* **PAGE**:
In some embodiments, the preset time interval may be determined based on current power. In some embodiments, the processor may determine the preset time interval based on a corresponding relationship between different currents and different time intervals and the current power. The corresponding relationship between different currents and different time intervals may be preset based on prior knowledge or historical data. In some embodiments, the preset time interval is negatively correlated with the current power. The lower the current power, the longer the preset time interval.
By setting the preset time interval negatively correlated to the current power, energy consumption of the smart gas meter when executing steps 210-240 may be reduced, achieving the aim of power saving.
In step 210, the current power may be obtained by a power detection unit.
The power detection unit refers to a unit used to monitor the power of the smart gas meter. The power detection unit is deployed internally in the smart gas meter. For example, the power detection unit may be a Direct Current (DC) power sensor.
The current power refers to remaining power of the smart gas meter.
In some embodiments, at each preset time interval, the processor may obtain the current power of the smart gas meter through the power detection unit.
In step 220, gas base data of a preset time period is obtained from a built-in storage.
The built-in storage refers to a storage device configured in the smart gas object platform.
The preset time period refers to a predefined historical time period. In some embodiments, the preset time period may be a period of time prior to obtaining the current power. In some embodiments, the preset time period may be determined manually.
In some embodiments, the gas base data may include data such as gas usage data, gas consumption amount data, sound data, gas concentration data, gas temperature data, or the like. In some embodiments, the processor may retrieve the gas base data from the smart gas object platform.
The gas usage data refers to data related to gas usage, such as a gas usage frequency, a gas usage duration, etc. The gas usage data is obtained by the smart gas equipment management platform through interaction with a user terminal and is sent to the smart gas object platform.
The gas consumption amount data refers to an amount of gas consumption. The gas consumption amount data is recorded and uploaded to the smart gas object platform by the smart gas meter.
The sound data refers to data of sound at a gas usage site.

Entries drawn from a collection
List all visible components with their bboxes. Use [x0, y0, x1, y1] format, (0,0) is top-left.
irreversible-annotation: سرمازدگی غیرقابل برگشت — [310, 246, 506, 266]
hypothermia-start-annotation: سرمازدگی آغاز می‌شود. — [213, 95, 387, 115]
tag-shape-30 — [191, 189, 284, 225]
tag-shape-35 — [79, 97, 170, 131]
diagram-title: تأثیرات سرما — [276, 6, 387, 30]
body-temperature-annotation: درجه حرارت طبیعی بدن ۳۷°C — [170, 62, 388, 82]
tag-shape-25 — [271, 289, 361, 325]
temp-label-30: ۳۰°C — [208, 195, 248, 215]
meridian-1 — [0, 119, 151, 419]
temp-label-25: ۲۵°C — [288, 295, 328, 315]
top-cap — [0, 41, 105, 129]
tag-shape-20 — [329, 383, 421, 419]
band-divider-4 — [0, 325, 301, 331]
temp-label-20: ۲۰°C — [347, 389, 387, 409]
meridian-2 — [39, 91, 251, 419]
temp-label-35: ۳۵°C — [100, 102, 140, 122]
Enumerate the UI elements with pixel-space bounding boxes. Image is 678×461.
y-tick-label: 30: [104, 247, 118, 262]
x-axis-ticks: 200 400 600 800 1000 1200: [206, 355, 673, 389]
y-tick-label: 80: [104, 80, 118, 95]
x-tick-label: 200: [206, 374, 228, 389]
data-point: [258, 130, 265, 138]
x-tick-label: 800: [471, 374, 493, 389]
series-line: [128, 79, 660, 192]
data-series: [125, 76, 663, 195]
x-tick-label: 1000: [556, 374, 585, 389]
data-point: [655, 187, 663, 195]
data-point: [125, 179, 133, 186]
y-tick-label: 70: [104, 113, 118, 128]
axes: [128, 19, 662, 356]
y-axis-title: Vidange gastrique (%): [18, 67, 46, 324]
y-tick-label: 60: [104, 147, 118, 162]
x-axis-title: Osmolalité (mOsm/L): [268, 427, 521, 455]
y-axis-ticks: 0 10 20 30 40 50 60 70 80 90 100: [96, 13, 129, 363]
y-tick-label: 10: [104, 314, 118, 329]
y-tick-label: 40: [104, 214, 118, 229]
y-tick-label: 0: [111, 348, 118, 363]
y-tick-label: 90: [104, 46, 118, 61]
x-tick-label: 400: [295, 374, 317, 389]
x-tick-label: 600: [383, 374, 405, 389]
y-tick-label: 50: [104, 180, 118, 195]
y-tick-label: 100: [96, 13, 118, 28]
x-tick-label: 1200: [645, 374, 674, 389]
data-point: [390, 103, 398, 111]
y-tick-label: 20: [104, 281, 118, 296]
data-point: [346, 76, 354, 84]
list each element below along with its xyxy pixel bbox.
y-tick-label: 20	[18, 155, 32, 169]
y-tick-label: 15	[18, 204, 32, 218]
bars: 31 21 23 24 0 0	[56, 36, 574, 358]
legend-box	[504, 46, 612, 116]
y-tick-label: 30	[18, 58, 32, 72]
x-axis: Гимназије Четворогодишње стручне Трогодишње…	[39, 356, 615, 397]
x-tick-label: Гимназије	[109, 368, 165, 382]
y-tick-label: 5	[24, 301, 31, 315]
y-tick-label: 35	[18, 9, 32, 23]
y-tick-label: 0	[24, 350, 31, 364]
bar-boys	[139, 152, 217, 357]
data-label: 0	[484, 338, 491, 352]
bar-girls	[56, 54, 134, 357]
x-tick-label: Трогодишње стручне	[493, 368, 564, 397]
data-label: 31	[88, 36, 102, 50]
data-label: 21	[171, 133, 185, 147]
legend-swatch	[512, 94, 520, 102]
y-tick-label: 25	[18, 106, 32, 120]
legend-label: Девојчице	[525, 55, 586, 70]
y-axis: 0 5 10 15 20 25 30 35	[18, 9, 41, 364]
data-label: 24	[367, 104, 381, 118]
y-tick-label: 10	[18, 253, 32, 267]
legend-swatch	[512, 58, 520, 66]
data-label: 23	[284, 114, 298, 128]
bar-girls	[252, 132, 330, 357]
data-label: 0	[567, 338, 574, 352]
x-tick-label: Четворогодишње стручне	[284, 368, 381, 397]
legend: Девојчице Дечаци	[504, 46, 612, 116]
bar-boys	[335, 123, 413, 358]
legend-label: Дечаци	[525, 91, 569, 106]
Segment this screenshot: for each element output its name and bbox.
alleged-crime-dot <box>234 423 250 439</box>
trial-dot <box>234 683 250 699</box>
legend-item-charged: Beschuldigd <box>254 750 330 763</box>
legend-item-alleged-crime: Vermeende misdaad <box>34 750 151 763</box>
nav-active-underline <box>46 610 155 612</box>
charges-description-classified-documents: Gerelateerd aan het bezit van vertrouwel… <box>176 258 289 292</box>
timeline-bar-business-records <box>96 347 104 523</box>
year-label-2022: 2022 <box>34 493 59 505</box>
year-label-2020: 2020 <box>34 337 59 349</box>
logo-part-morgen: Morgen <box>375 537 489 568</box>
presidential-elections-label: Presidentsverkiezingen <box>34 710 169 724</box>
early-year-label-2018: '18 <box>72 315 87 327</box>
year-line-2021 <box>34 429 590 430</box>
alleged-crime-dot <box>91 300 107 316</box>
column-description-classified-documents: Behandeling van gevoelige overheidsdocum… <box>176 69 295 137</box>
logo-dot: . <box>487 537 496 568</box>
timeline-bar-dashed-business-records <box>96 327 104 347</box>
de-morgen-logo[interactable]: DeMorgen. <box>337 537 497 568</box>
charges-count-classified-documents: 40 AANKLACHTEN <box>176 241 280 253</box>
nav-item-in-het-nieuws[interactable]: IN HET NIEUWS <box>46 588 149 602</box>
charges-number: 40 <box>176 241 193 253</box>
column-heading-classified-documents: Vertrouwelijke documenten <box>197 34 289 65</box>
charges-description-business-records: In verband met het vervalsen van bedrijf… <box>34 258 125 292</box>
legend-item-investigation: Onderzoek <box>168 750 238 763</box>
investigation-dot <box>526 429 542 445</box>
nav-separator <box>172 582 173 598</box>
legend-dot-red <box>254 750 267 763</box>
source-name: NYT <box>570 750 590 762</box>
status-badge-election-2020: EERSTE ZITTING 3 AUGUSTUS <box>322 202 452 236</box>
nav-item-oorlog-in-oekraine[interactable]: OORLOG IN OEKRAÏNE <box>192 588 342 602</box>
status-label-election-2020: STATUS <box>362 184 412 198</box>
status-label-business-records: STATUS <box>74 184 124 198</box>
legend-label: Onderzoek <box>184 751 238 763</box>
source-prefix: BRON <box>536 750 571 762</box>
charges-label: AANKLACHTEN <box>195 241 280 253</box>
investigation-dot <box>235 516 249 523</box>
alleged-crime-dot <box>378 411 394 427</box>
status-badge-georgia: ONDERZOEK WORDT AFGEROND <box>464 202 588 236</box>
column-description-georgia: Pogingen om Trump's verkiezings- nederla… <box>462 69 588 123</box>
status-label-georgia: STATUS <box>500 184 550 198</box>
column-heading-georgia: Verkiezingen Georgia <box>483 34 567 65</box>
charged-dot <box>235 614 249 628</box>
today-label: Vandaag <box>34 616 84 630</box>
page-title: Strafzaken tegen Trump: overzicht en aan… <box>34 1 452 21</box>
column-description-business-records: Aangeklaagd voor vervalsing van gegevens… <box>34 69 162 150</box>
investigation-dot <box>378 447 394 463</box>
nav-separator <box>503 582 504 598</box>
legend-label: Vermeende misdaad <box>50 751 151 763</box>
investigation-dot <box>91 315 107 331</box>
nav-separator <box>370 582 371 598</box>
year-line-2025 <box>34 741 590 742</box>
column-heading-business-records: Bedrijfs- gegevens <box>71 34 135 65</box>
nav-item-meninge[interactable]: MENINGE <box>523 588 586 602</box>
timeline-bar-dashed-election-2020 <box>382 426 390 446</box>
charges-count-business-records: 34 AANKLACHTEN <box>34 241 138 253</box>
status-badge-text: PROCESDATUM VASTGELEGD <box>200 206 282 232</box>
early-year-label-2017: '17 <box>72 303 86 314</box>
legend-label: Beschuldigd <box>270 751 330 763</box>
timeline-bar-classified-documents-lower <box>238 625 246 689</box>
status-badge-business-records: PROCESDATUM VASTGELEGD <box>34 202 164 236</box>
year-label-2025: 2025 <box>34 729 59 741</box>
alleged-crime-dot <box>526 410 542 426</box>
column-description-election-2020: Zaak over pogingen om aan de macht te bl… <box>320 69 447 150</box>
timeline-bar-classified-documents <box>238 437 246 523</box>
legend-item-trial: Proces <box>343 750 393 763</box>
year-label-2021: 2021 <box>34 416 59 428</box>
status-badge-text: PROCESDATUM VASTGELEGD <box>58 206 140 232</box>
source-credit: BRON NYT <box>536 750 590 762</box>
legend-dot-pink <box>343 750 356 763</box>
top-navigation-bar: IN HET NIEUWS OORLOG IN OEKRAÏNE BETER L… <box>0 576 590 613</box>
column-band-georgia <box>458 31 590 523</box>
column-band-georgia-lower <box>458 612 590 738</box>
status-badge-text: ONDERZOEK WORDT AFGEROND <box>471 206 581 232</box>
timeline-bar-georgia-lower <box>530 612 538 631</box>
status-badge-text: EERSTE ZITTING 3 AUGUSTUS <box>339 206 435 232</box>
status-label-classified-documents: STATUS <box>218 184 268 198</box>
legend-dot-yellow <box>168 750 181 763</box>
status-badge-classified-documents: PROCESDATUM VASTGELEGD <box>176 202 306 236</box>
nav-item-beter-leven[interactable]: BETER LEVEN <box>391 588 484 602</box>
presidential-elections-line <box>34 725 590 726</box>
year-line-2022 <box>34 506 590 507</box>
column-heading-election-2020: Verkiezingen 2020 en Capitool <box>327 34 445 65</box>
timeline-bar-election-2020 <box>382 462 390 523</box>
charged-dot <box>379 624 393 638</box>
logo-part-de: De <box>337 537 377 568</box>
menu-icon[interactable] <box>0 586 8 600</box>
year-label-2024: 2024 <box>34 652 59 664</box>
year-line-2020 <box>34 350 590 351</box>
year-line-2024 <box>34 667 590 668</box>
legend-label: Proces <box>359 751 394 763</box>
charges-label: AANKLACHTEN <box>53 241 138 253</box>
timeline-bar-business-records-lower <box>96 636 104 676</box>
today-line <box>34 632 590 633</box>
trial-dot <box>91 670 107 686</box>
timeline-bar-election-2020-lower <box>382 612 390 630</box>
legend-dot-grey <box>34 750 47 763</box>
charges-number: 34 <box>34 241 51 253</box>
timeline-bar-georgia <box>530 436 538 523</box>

* **SET TASK A**: In the smart gas meter text, where is the power detection unit deployed?
* **SET TASK B**: From the smart gas meter text, extract the passage starting at "The built-in storage" and ending at "to the smart gas object platform.".

* **TASK SOLUTION A**: Internally in the smart gas meter.

* **TASK SOLUTION B**:
The built-in storage refers to a storage device configured in the smart gas object platform.
The preset time period refers to a predefined historical time period. In some embodiments, the preset time period may be a period of time prior to obtaining the current power. In some embodiments, the preset time period may be determined manually.
In some embodiments, the gas base data may include data such as gas usage data, gas consumption amount data, sound data, gas concentration data, gas temperature data, or the like. In some embodiments, the processor may retrieve the gas base data from the smart gas object platform.
The gas usage data refers to data related to gas usage, such as a gas usage frequency, a gas usage duration, etc. The gas usage data is obtained by the smart gas equipment management platform through interaction with a user terminal and is sent to the smart gas object platform.